Task:
How many lines in the records below hold the string "name"? Please answer with the number and nothing more.

Data lines:
⁂
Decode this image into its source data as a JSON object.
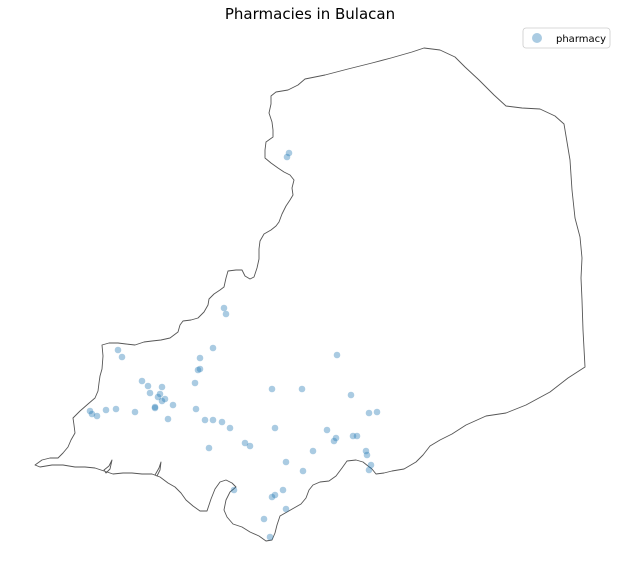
{
  "chart_data": {
    "type": "scatter",
    "title": "Pharmacies in Bulacan",
    "legend": {
      "position": "top-right",
      "label": "pharmacy"
    },
    "colors": {
      "point": "#1f77b4",
      "boundary": "#555555"
    },
    "point_alpha": 0.38,
    "series": [
      {
        "name": "pharmacy",
        "x": [
          289,
          287,
          224,
          226,
          118,
          122,
          213,
          200,
          200,
          198,
          195,
          142,
          148,
          162,
          150,
          160,
          158,
          162,
          165,
          173,
          155,
          155,
          168,
          135,
          92,
          90,
          97,
          106,
          116,
          196,
          205,
          213,
          222,
          230,
          245,
          250,
          209,
          272,
          302,
          275,
          337,
          351,
          369,
          377,
          327,
          336,
          334,
          353,
          357,
          366,
          367,
          313,
          286,
          371,
          369,
          303,
          283,
          275,
          272,
          234,
          264,
          270,
          286
        ],
        "y": [
          153,
          157,
          308,
          314,
          350,
          357,
          348,
          358,
          369,
          370,
          383,
          381,
          386,
          387,
          393,
          394,
          397,
          401,
          399,
          405,
          407,
          408,
          419,
          412,
          414,
          411,
          416,
          410,
          409,
          409,
          420,
          420,
          422,
          428,
          443,
          446,
          448,
          389,
          389,
          428,
          355,
          395,
          413,
          412,
          430,
          438,
          441,
          436,
          436,
          451,
          455,
          451,
          462,
          465,
          470,
          471,
          490,
          495,
          497,
          490,
          519,
          537,
          509
        ]
      }
    ]
  }
}
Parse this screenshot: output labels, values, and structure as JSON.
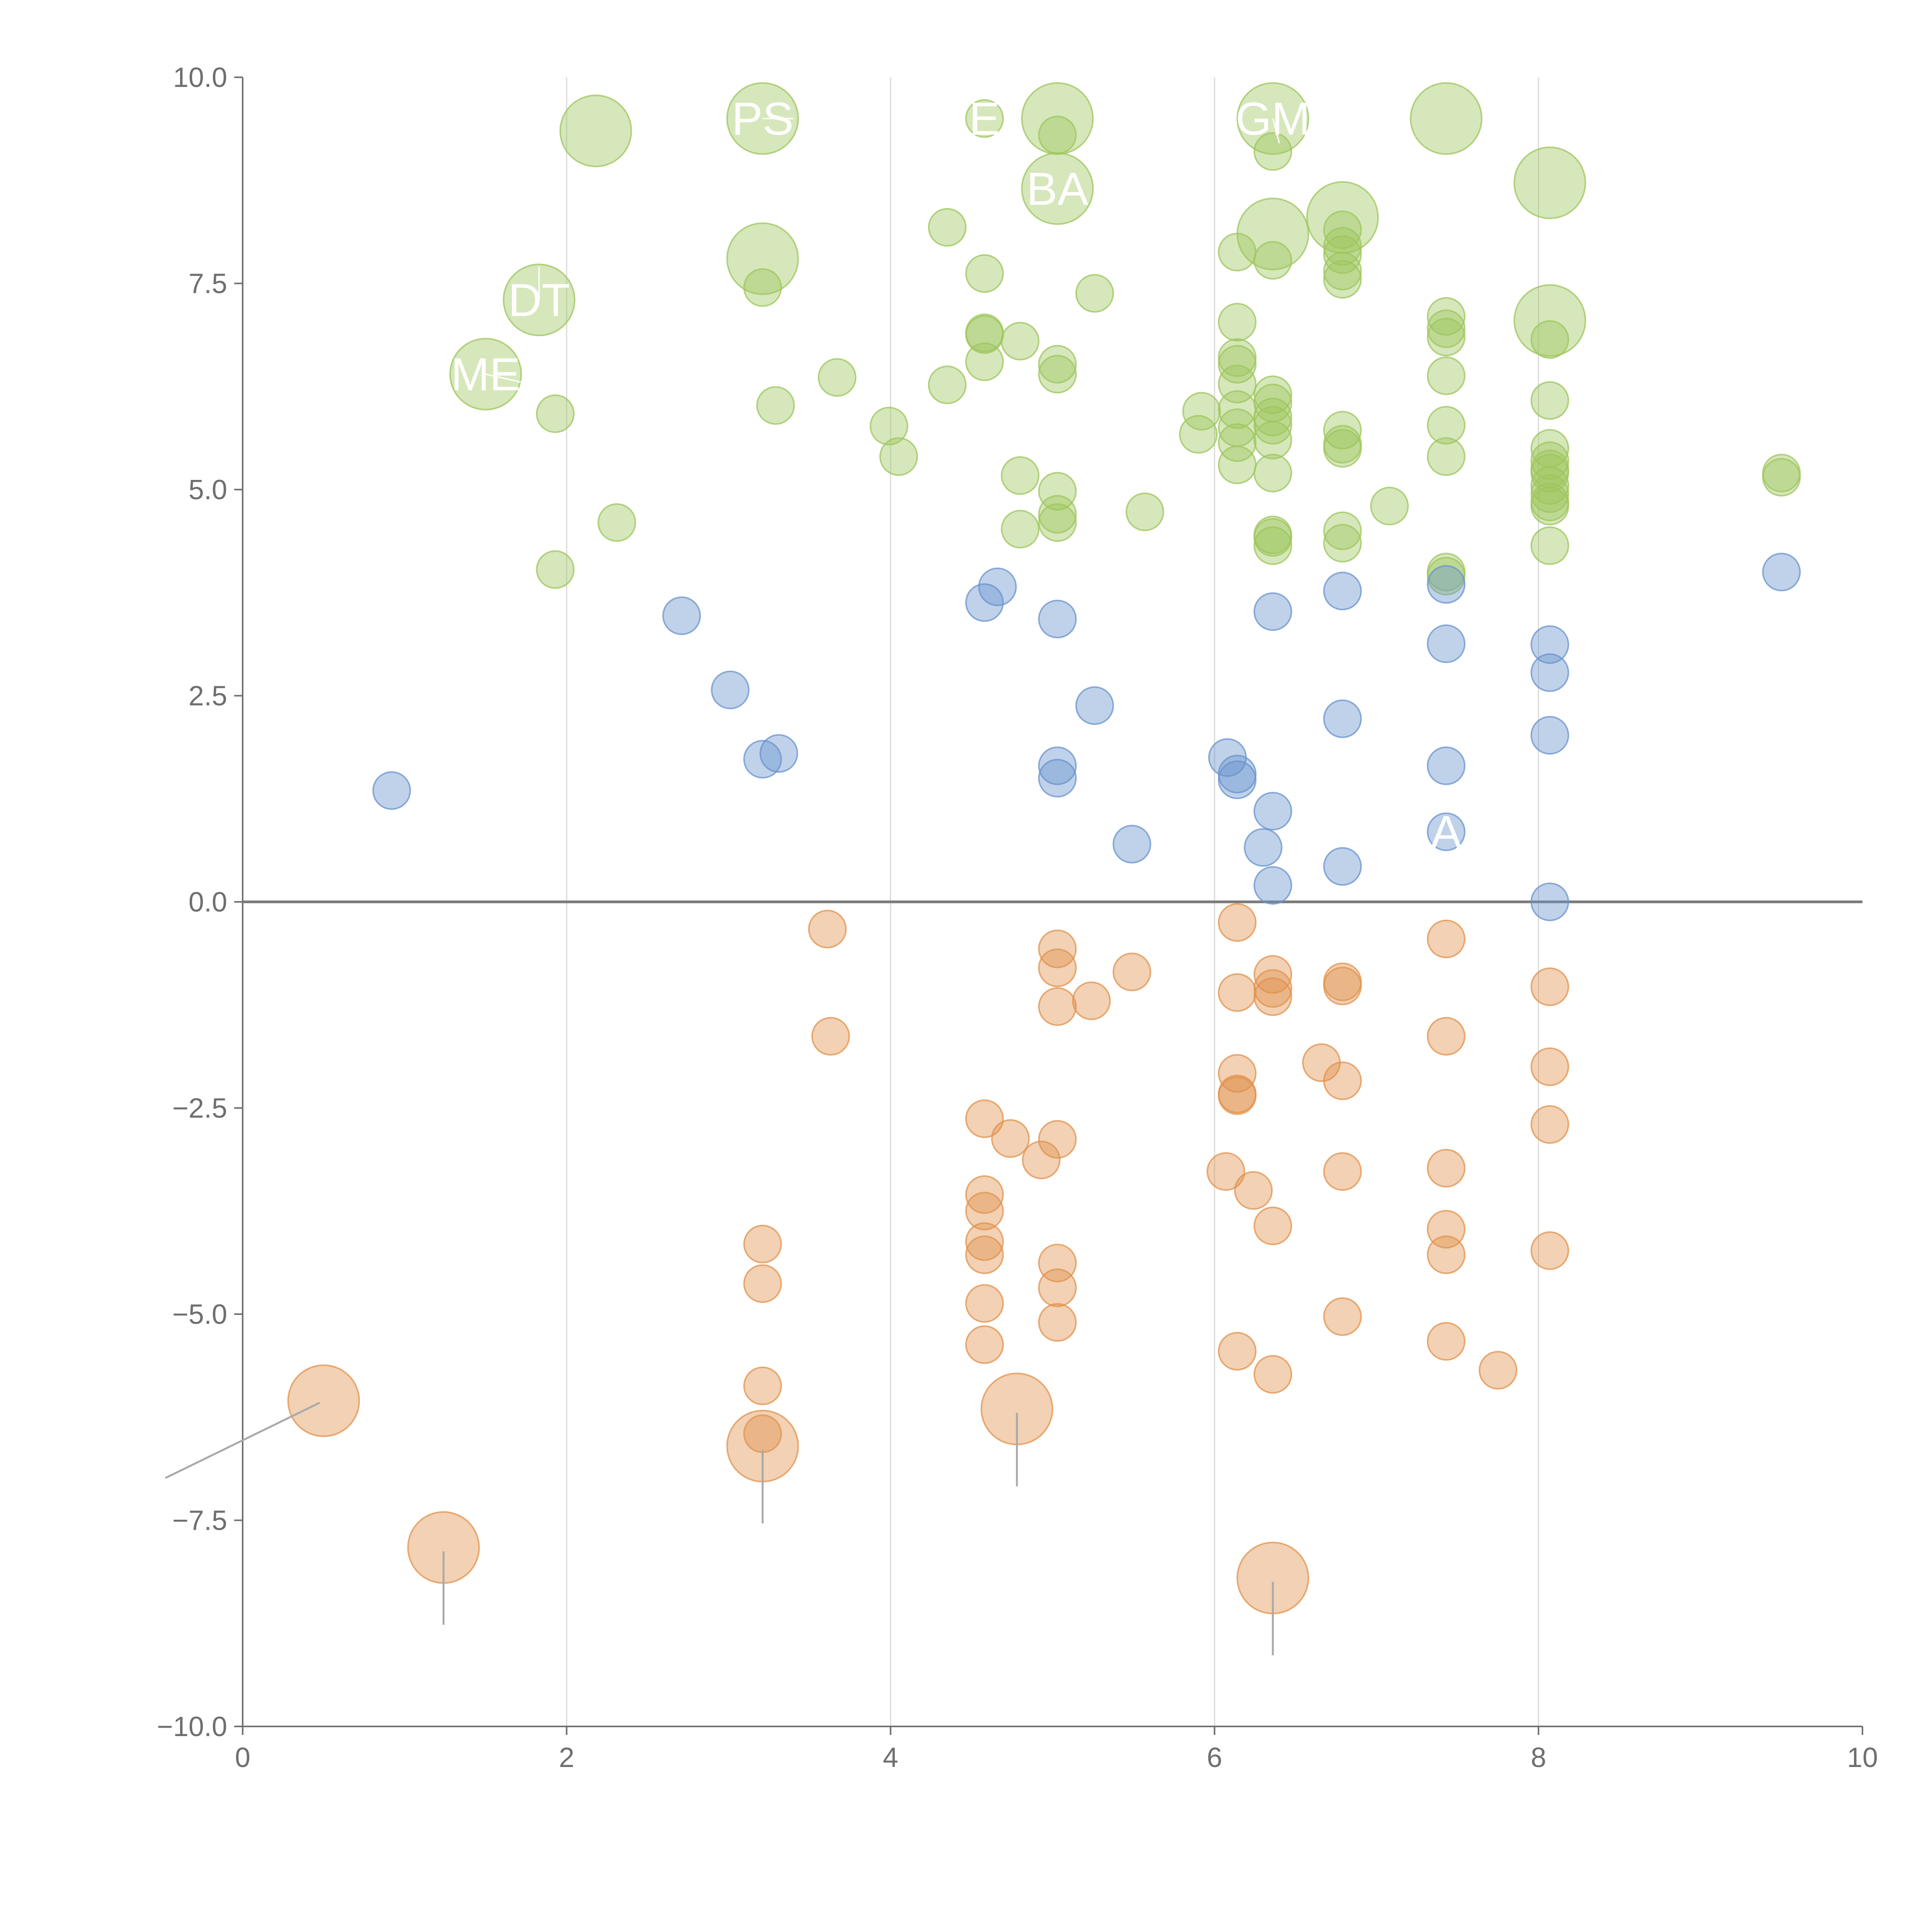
{
  "chart_data": {
    "type": "scatter",
    "title": "",
    "xlabel": "",
    "ylabel": "",
    "xlim": [
      0,
      10
    ],
    "ylim": [
      -10,
      10
    ],
    "grid": "vertical",
    "x_ticks": [
      "0",
      "2",
      "4",
      "6",
      "8",
      "10"
    ],
    "y_ticks": [
      "10.0",
      "7.5",
      "5.0",
      "2.5",
      "0.0",
      "−2.5",
      "−5.0",
      "−7.5",
      "−10.0"
    ],
    "colors": {
      "positive_high": "#9dc65c",
      "positive_low": "#6a93cc",
      "negative": "#e1924c",
      "axis": "#6f6f6f",
      "zero_line": "#7a7a7a",
      "grid": "#d9d9d9"
    },
    "series": [
      {
        "name": "positive_high",
        "points": [
          [
            1.83,
            7.3,
            "large"
          ],
          [
            1.5,
            6.4,
            "large"
          ],
          [
            2.18,
            9.35,
            "large"
          ],
          [
            3.21,
            9.5,
            "large"
          ],
          [
            3.21,
            7.8,
            "large"
          ],
          [
            5.03,
            9.5,
            "large"
          ],
          [
            5.03,
            8.65,
            "large"
          ],
          [
            6.36,
            9.5,
            "large"
          ],
          [
            6.36,
            8.1,
            "large"
          ],
          [
            6.79,
            8.3,
            "large"
          ],
          [
            7.43,
            9.5,
            "large"
          ],
          [
            8.07,
            8.72,
            "large"
          ],
          [
            8.07,
            7.05,
            "large"
          ],
          [
            1.93,
            5.92,
            "small"
          ],
          [
            1.93,
            4.03,
            "small"
          ],
          [
            2.31,
            4.6,
            "small"
          ],
          [
            3.21,
            7.45,
            "small"
          ],
          [
            3.29,
            6.02,
            "small"
          ],
          [
            3.67,
            6.36,
            "small"
          ],
          [
            3.99,
            5.77,
            "small"
          ],
          [
            4.05,
            5.4,
            "small"
          ],
          [
            4.35,
            8.18,
            "small"
          ],
          [
            4.35,
            6.27,
            "small"
          ],
          [
            4.58,
            9.5,
            "small"
          ],
          [
            4.58,
            7.62,
            "small"
          ],
          [
            4.58,
            6.9,
            "small"
          ],
          [
            4.58,
            6.88,
            "small"
          ],
          [
            4.58,
            6.55,
            "small"
          ],
          [
            4.8,
            6.8,
            "small"
          ],
          [
            4.8,
            5.17,
            "small"
          ],
          [
            4.8,
            4.52,
            "small"
          ],
          [
            5.03,
            9.3,
            "small"
          ],
          [
            5.03,
            6.52,
            "small"
          ],
          [
            5.03,
            6.4,
            "small"
          ],
          [
            5.03,
            4.98,
            "small"
          ],
          [
            5.03,
            4.7,
            "small"
          ],
          [
            5.03,
            4.6,
            "small"
          ],
          [
            5.26,
            7.38,
            "small"
          ],
          [
            5.57,
            4.73,
            "small"
          ],
          [
            5.9,
            5.67,
            "small"
          ],
          [
            5.92,
            5.95,
            "small"
          ],
          [
            6.14,
            7.88,
            "small"
          ],
          [
            6.14,
            7.03,
            "small"
          ],
          [
            6.14,
            6.6,
            "small"
          ],
          [
            6.14,
            6.52,
            "small"
          ],
          [
            6.14,
            6.28,
            "small"
          ],
          [
            6.14,
            5.97,
            "small"
          ],
          [
            6.14,
            5.75,
            "small"
          ],
          [
            6.14,
            5.57,
            "small"
          ],
          [
            6.14,
            5.3,
            "small"
          ],
          [
            6.36,
            9.1,
            "small"
          ],
          [
            6.36,
            7.78,
            "small"
          ],
          [
            6.36,
            6.15,
            "small"
          ],
          [
            6.36,
            6.05,
            "small"
          ],
          [
            6.36,
            5.88,
            "small"
          ],
          [
            6.36,
            5.78,
            "small"
          ],
          [
            6.36,
            5.6,
            "small"
          ],
          [
            6.36,
            5.2,
            "small"
          ],
          [
            6.36,
            4.45,
            "small"
          ],
          [
            6.36,
            4.42,
            "small"
          ],
          [
            6.36,
            4.32,
            "small"
          ],
          [
            6.79,
            8.15,
            "small"
          ],
          [
            6.79,
            7.95,
            "small"
          ],
          [
            6.79,
            7.85,
            "small"
          ],
          [
            6.79,
            7.65,
            "small"
          ],
          [
            6.79,
            7.55,
            "small"
          ],
          [
            6.79,
            5.72,
            "small"
          ],
          [
            6.79,
            5.55,
            "small"
          ],
          [
            6.79,
            5.5,
            "small"
          ],
          [
            6.79,
            4.5,
            "small"
          ],
          [
            6.79,
            4.35,
            "small"
          ],
          [
            7.08,
            4.8,
            "small"
          ],
          [
            7.43,
            7.1,
            "small"
          ],
          [
            7.43,
            6.95,
            "small"
          ],
          [
            7.43,
            6.85,
            "small"
          ],
          [
            7.43,
            6.38,
            "small"
          ],
          [
            7.43,
            5.78,
            "small"
          ],
          [
            7.43,
            5.4,
            "small"
          ],
          [
            7.43,
            4.0,
            "small"
          ],
          [
            7.43,
            3.95,
            "small"
          ],
          [
            8.07,
            6.82,
            "small"
          ],
          [
            8.07,
            6.08,
            "small"
          ],
          [
            8.07,
            5.5,
            "small"
          ],
          [
            8.07,
            5.35,
            "small"
          ],
          [
            8.07,
            5.25,
            "small"
          ],
          [
            8.07,
            5.2,
            "small"
          ],
          [
            8.07,
            5.05,
            "small"
          ],
          [
            8.07,
            4.95,
            "small"
          ],
          [
            8.07,
            4.85,
            "small"
          ],
          [
            8.07,
            4.8,
            "small"
          ],
          [
            8.07,
            4.32,
            "small"
          ],
          [
            9.5,
            5.2,
            "small"
          ],
          [
            9.5,
            5.15,
            "small"
          ]
        ]
      },
      {
        "name": "positive_low",
        "points": [
          [
            0.92,
            1.35,
            "small"
          ],
          [
            2.71,
            3.47,
            "small"
          ],
          [
            3.01,
            2.57,
            "small"
          ],
          [
            3.21,
            1.73,
            "small"
          ],
          [
            3.31,
            1.8,
            "small"
          ],
          [
            4.58,
            3.63,
            "small"
          ],
          [
            4.66,
            3.82,
            "small"
          ],
          [
            5.03,
            3.43,
            "small"
          ],
          [
            5.03,
            1.65,
            "small"
          ],
          [
            5.03,
            1.5,
            "small"
          ],
          [
            5.26,
            2.38,
            "small"
          ],
          [
            5.49,
            0.7,
            "small"
          ],
          [
            6.08,
            1.75,
            "small"
          ],
          [
            6.14,
            1.55,
            "small"
          ],
          [
            6.14,
            1.48,
            "small"
          ],
          [
            6.3,
            0.66,
            "small"
          ],
          [
            6.36,
            3.52,
            "small"
          ],
          [
            6.36,
            1.1,
            "small"
          ],
          [
            6.36,
            0.2,
            "small"
          ],
          [
            6.79,
            3.77,
            "small"
          ],
          [
            6.79,
            2.22,
            "small"
          ],
          [
            6.79,
            0.43,
            "small"
          ],
          [
            7.43,
            3.85,
            "small"
          ],
          [
            7.43,
            3.13,
            "small"
          ],
          [
            7.43,
            1.65,
            "small"
          ],
          [
            7.43,
            0.85,
            "small"
          ],
          [
            8.07,
            3.12,
            "small"
          ],
          [
            8.07,
            2.78,
            "small"
          ],
          [
            8.07,
            2.02,
            "small"
          ],
          [
            8.07,
            0.0,
            "small"
          ],
          [
            9.5,
            4.0,
            "small"
          ]
        ]
      },
      {
        "name": "negative",
        "points": [
          [
            0.5,
            -6.05,
            "large"
          ],
          [
            1.24,
            -7.83,
            "large"
          ],
          [
            3.21,
            -6.6,
            "large"
          ],
          [
            4.78,
            -6.15,
            "large"
          ],
          [
            6.36,
            -8.2,
            "large"
          ],
          [
            3.21,
            -4.15,
            "small"
          ],
          [
            3.21,
            -4.63,
            "small"
          ],
          [
            3.21,
            -5.87,
            "small"
          ],
          [
            3.21,
            -6.45,
            "small"
          ],
          [
            3.61,
            -0.33,
            "small"
          ],
          [
            3.63,
            -1.63,
            "small"
          ],
          [
            4.58,
            -2.63,
            "small"
          ],
          [
            4.58,
            -3.55,
            "small"
          ],
          [
            4.58,
            -3.75,
            "small"
          ],
          [
            4.58,
            -4.12,
            "small"
          ],
          [
            4.58,
            -4.28,
            "small"
          ],
          [
            4.58,
            -4.87,
            "small"
          ],
          [
            4.58,
            -5.37,
            "small"
          ],
          [
            4.74,
            -2.87,
            "small"
          ],
          [
            4.93,
            -3.13,
            "small"
          ],
          [
            5.03,
            -0.57,
            "small"
          ],
          [
            5.03,
            -0.8,
            "small"
          ],
          [
            5.03,
            -1.27,
            "small"
          ],
          [
            5.03,
            -2.88,
            "small"
          ],
          [
            5.03,
            -4.38,
            "small"
          ],
          [
            5.03,
            -4.68,
            "small"
          ],
          [
            5.03,
            -5.1,
            "small"
          ],
          [
            5.24,
            -1.2,
            "small"
          ],
          [
            5.49,
            -0.85,
            "small"
          ],
          [
            6.07,
            -3.27,
            "small"
          ],
          [
            6.14,
            -0.25,
            "small"
          ],
          [
            6.14,
            -1.1,
            "small"
          ],
          [
            6.14,
            -2.08,
            "small"
          ],
          [
            6.14,
            -2.33,
            "small"
          ],
          [
            6.14,
            -2.35,
            "small"
          ],
          [
            6.14,
            -5.45,
            "small"
          ],
          [
            6.24,
            -3.5,
            "small"
          ],
          [
            6.36,
            -0.88,
            "small"
          ],
          [
            6.36,
            -1.05,
            "small"
          ],
          [
            6.36,
            -1.15,
            "small"
          ],
          [
            6.36,
            -3.93,
            "small"
          ],
          [
            6.36,
            -5.73,
            "small"
          ],
          [
            6.66,
            -1.95,
            "small"
          ],
          [
            6.79,
            -0.97,
            "small"
          ],
          [
            6.79,
            -1.02,
            "small"
          ],
          [
            6.79,
            -2.17,
            "small"
          ],
          [
            6.79,
            -3.27,
            "small"
          ],
          [
            6.79,
            -5.03,
            "small"
          ],
          [
            7.43,
            -0.45,
            "small"
          ],
          [
            7.43,
            -1.63,
            "small"
          ],
          [
            7.43,
            -3.23,
            "small"
          ],
          [
            7.43,
            -3.97,
            "small"
          ],
          [
            7.43,
            -4.28,
            "small"
          ],
          [
            7.43,
            -5.33,
            "small"
          ],
          [
            7.75,
            -5.68,
            "small"
          ],
          [
            8.07,
            -1.03,
            "small"
          ],
          [
            8.07,
            -2.0,
            "small"
          ],
          [
            8.07,
            -2.7,
            "small"
          ],
          [
            8.07,
            -4.23,
            "small"
          ]
        ]
      }
    ],
    "annotations": [
      {
        "text": "DT",
        "x": 1.83,
        "y": 7.3,
        "lx": 1.83,
        "ly": 7.7
      },
      {
        "text": "ME",
        "x": 1.5,
        "y": 6.4,
        "lx": 1.95,
        "ly": 6.2
      },
      {
        "text": "PS",
        "x": 3.21,
        "y": 9.5,
        "lx": 3.4,
        "ly": 9.5
      },
      {
        "text": "E",
        "x": 4.58,
        "y": 9.5,
        "lx": 4.58,
        "ly": 9.5
      },
      {
        "text": "BA",
        "x": 5.03,
        "y": 8.65,
        "lx": 5.03,
        "ly": 8.65
      },
      {
        "text": "GM",
        "x": 6.36,
        "y": 9.5,
        "lx": 6.4,
        "ly": 9.2
      },
      {
        "text": "A",
        "x": 7.43,
        "y": 0.85,
        "lx": 7.43,
        "ly": 0.85
      }
    ]
  }
}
⁂
Final answer:
4